#### Work to do:
Please copy every line of the records below that holds the word "犬のデンバーに有罪判決".

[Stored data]
------------------------------------------------------------------------
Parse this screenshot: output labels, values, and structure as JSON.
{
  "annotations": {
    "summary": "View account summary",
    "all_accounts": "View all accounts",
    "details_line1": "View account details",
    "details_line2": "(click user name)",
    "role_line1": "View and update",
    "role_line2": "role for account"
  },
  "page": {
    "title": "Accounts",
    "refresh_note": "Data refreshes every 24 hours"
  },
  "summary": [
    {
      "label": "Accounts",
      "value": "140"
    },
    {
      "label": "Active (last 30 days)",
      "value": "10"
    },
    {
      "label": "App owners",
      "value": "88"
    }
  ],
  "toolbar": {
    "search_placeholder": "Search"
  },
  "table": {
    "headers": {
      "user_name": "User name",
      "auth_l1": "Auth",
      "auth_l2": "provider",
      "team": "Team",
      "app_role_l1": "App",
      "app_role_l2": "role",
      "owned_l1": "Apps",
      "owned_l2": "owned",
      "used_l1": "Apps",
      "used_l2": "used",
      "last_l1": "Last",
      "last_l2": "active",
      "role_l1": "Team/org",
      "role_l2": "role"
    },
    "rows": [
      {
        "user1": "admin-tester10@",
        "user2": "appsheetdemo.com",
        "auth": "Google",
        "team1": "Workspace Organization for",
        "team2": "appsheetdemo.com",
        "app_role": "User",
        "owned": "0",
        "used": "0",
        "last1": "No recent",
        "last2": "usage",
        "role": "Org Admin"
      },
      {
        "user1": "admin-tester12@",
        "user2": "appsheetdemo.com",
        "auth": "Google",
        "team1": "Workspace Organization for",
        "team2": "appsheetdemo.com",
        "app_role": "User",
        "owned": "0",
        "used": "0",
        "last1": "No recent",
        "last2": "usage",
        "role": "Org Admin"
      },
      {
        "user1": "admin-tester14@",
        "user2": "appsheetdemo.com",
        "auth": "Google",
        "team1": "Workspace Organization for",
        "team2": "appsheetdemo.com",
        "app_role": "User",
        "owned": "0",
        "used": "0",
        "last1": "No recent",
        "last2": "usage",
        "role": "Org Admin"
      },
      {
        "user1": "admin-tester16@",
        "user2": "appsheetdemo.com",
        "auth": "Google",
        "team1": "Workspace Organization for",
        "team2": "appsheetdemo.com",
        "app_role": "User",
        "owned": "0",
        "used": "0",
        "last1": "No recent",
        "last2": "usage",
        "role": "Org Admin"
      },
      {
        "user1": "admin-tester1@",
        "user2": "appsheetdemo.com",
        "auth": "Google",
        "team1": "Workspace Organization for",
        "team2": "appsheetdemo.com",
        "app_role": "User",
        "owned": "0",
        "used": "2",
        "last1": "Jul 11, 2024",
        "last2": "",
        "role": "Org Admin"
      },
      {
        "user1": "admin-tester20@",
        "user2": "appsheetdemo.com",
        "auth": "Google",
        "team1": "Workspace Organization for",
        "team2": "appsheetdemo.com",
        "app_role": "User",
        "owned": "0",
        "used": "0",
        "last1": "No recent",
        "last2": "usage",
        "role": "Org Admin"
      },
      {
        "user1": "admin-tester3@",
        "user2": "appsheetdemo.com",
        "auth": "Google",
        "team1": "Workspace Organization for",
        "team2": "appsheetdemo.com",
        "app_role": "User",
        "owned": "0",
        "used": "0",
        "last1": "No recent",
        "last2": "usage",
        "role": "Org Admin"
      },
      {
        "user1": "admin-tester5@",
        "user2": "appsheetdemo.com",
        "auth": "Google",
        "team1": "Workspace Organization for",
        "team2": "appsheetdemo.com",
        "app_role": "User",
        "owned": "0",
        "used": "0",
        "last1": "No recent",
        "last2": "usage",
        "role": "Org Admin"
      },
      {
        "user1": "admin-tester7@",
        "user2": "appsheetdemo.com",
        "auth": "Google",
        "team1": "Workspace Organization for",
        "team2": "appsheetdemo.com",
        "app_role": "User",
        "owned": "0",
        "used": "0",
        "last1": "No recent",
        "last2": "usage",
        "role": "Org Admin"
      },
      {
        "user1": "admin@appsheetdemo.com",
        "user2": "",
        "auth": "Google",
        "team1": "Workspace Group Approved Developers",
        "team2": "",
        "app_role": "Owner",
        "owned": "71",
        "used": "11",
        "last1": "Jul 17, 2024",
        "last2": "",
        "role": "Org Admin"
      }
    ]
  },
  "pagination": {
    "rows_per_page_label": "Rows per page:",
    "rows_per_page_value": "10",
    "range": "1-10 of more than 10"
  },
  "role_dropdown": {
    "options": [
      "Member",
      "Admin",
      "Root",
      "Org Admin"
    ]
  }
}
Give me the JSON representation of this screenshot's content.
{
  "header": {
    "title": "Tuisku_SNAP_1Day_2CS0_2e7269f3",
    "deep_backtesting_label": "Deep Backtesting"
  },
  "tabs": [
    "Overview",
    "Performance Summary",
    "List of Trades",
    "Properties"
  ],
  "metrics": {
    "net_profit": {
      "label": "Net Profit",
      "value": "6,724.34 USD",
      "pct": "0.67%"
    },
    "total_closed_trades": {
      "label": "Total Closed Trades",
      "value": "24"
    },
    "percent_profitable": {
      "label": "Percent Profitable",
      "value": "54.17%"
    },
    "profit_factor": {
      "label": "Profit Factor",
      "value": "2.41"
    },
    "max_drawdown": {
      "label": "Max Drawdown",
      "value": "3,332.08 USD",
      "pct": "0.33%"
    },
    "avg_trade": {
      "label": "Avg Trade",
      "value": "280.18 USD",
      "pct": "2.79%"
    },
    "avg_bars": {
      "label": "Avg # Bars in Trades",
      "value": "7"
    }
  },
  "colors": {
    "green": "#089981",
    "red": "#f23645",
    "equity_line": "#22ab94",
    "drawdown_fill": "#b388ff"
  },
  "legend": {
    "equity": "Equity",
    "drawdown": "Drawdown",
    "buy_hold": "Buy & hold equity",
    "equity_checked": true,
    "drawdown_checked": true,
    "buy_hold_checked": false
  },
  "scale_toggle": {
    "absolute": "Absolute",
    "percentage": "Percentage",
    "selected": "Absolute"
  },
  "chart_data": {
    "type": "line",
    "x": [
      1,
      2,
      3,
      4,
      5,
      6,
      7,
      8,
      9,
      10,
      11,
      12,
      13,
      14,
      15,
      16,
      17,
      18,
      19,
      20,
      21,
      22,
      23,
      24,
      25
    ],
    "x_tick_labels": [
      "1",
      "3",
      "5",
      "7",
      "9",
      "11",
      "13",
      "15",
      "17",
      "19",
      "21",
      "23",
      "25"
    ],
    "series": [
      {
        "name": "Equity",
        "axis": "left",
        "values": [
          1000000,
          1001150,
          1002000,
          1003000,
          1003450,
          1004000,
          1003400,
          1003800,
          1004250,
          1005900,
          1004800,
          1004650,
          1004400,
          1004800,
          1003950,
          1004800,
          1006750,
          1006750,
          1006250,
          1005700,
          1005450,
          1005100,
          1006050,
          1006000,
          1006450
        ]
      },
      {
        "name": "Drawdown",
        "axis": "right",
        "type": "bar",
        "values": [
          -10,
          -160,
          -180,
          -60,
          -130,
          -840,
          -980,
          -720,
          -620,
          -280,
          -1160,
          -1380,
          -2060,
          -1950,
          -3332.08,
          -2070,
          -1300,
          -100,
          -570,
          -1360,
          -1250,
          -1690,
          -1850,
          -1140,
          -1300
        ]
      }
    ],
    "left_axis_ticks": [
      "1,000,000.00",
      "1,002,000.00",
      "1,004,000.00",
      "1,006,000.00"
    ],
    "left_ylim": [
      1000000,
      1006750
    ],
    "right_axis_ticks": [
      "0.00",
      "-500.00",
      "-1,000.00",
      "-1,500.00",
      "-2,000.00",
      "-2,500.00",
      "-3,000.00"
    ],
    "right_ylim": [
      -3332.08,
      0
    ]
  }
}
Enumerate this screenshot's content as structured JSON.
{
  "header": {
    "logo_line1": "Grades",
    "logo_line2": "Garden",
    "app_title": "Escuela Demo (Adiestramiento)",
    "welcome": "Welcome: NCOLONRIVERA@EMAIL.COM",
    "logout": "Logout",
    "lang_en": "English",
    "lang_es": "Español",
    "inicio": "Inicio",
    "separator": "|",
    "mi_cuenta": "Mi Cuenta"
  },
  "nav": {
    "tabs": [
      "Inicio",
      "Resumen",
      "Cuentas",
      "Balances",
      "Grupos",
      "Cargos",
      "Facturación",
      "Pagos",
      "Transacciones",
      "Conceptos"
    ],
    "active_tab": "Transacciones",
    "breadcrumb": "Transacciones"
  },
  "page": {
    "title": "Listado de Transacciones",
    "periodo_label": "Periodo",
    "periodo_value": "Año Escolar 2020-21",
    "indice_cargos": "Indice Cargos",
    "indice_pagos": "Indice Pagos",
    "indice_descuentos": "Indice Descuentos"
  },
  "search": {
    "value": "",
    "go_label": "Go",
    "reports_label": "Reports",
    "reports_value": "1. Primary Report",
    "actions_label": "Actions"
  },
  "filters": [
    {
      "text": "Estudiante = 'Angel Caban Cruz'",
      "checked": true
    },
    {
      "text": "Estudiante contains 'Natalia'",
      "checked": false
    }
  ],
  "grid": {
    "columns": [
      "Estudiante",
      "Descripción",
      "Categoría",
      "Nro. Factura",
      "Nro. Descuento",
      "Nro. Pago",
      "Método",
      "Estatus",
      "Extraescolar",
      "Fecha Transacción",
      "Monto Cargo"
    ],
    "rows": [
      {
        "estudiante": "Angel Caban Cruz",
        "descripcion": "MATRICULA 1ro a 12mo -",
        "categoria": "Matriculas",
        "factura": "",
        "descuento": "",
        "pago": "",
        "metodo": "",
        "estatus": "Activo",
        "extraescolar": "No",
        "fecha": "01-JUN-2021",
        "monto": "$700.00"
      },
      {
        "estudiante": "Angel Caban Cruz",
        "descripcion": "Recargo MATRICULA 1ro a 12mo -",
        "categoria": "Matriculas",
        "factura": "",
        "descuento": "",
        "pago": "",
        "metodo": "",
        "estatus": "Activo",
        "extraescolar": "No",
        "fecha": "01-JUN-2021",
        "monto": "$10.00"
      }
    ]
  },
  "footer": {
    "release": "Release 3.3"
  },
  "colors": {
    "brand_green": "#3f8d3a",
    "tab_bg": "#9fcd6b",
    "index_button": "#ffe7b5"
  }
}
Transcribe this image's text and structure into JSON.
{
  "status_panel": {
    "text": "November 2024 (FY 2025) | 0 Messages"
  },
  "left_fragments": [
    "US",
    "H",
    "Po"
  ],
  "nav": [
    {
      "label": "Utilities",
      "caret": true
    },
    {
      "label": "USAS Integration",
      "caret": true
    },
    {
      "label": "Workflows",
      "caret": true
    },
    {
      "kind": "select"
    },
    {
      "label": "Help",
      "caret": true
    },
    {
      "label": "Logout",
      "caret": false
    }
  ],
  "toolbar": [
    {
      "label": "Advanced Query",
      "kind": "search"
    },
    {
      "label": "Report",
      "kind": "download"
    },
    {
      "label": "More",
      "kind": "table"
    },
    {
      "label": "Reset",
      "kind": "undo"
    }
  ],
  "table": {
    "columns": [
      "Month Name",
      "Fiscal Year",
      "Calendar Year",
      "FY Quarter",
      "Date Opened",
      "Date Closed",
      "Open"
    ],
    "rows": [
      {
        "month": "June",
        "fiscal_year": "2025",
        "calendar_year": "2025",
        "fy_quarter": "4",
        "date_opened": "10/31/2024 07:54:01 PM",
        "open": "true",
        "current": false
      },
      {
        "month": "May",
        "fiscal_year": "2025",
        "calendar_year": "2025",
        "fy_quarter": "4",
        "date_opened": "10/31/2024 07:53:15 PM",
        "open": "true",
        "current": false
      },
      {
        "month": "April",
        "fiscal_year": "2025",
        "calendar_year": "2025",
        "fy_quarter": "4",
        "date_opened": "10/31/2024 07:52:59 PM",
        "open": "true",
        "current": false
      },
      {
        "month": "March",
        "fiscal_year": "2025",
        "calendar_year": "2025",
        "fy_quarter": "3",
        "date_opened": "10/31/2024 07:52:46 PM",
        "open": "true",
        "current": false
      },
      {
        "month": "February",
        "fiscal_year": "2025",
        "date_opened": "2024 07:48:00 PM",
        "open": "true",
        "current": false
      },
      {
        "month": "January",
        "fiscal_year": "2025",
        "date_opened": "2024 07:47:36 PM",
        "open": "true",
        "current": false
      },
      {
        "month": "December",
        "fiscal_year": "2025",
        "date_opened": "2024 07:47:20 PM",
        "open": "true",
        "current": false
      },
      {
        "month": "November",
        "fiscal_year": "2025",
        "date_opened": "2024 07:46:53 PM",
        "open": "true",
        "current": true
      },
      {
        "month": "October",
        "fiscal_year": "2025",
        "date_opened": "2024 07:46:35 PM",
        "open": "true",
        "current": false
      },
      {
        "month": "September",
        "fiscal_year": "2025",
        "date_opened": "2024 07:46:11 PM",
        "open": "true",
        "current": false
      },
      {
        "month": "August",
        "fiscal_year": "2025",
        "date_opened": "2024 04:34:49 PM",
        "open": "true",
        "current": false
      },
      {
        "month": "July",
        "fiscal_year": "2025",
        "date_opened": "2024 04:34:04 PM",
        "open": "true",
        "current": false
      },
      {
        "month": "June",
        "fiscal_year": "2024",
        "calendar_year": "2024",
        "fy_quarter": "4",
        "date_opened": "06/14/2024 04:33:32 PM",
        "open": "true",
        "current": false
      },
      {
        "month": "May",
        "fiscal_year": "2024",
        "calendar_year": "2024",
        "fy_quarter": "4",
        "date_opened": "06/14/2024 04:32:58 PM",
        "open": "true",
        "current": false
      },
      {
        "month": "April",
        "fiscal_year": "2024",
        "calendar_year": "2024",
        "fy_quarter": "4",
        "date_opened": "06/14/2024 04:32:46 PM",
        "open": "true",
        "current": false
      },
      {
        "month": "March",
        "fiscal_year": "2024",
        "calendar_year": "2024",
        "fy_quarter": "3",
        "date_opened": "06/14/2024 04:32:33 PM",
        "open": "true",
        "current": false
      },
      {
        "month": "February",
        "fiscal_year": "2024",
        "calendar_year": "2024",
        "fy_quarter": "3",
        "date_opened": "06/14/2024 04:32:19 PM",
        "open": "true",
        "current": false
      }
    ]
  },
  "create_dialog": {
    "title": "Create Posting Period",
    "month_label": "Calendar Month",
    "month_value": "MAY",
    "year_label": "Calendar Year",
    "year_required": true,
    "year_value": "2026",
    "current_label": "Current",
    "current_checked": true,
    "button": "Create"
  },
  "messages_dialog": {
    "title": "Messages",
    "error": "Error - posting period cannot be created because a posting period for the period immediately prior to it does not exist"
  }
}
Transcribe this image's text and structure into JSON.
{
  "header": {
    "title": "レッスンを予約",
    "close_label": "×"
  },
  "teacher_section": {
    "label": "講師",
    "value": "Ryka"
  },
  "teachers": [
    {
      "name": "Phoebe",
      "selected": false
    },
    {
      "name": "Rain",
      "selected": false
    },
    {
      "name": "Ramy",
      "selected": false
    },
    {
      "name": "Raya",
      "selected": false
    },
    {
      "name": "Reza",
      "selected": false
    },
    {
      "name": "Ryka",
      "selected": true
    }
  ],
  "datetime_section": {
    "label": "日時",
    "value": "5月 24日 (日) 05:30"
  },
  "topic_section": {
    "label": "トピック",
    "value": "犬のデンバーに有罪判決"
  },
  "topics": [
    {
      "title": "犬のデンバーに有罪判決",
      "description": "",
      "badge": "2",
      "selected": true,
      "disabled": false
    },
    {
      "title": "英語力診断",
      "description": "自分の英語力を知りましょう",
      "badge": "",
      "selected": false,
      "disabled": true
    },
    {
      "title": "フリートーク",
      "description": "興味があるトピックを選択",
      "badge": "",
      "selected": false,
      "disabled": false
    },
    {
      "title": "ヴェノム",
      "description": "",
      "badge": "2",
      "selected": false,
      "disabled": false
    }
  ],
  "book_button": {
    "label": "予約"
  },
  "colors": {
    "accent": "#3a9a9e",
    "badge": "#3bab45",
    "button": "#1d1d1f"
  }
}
------------------------------------------------------------------------
#### Solution to the exercise:
    "value": "犬のデンバーに有罪判決"
      "title": "犬のデンバーに有罪判決",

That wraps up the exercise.